Of the lines in this material, how many contain "mais"? Answer with a single number only.

- - - -

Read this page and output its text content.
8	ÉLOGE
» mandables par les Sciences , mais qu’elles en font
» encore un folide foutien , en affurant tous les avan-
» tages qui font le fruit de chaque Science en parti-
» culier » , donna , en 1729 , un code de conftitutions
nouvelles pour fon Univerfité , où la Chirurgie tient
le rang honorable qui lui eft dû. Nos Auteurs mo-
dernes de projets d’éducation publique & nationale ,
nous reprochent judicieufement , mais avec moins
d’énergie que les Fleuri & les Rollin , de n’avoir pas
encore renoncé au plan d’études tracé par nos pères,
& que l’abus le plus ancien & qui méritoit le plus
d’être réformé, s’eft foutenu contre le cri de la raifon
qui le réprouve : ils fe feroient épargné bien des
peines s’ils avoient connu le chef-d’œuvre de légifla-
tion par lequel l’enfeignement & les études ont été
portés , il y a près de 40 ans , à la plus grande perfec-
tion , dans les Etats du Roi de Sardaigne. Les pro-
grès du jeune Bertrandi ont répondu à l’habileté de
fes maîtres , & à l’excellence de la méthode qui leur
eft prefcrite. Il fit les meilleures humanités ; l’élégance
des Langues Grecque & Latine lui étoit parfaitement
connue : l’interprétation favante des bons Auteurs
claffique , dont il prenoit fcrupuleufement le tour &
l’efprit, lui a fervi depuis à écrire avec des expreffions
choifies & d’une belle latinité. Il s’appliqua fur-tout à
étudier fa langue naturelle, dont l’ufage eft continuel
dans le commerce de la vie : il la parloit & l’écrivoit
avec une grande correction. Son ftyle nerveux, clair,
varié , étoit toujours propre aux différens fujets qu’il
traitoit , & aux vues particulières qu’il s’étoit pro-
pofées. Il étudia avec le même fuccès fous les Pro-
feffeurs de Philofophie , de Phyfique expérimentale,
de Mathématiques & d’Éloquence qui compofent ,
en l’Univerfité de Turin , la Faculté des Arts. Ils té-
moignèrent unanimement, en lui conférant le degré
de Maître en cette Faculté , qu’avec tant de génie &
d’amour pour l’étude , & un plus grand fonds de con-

- - - -

→ **THE ANSWER**
2